Begin Exercise material
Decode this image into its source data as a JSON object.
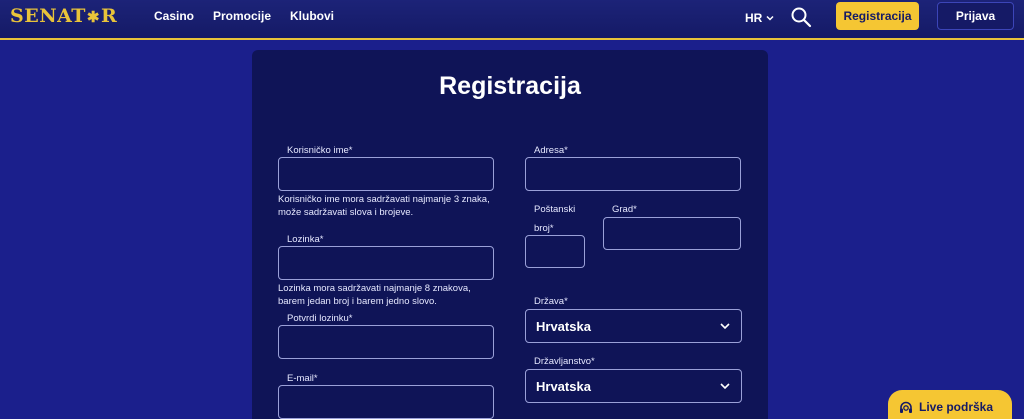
{
  "header": {
    "logo_text": "SENATOR",
    "nav": [
      "Casino",
      "Promocije",
      "Klubovi"
    ],
    "language": "HR",
    "register_label": "Registracija",
    "login_label": "Prijava"
  },
  "form": {
    "title": "Registracija",
    "username": {
      "label": "Korisničko ime*",
      "value": "",
      "helper_line1": "Korisničko ime mora sadržavati najmanje 3 znaka,",
      "helper_line2": "može sadržavati slova i brojeve."
    },
    "password": {
      "label": "Lozinka*",
      "value": "",
      "helper_line1": "Lozinka mora sadržavati najmanje 8 znakova,",
      "helper_line2": "barem jedan broj i barem jedno slovo."
    },
    "confirm_password": {
      "label": "Potvrdi lozinku*",
      "value": ""
    },
    "email": {
      "label": "E-mail*",
      "value": ""
    },
    "address": {
      "label": "Adresa*",
      "value": ""
    },
    "postal_code": {
      "label_line1": "Poštanski",
      "label_line2": "broj*",
      "value": ""
    },
    "city": {
      "label": "Grad*",
      "value": ""
    },
    "country": {
      "label": "Država*",
      "value": "Hrvatska"
    },
    "citizenship": {
      "label": "Državljanstvo*",
      "value": "Hrvatska"
    }
  },
  "live_support": {
    "label": "Live podrška"
  },
  "colors": {
    "background": "#1b1f8c",
    "panel": "#0f1457",
    "accent_gold": "#f5c633",
    "header": "#151a66"
  },
  "icons": {
    "search": "search-icon",
    "chevron": "chevron-down-icon",
    "headset": "headset-icon"
  }
}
End Exercise material
**Goal:**
Determine how many lines of the data contain "mora" and give nothing but that number.

**Solution for this task:**
2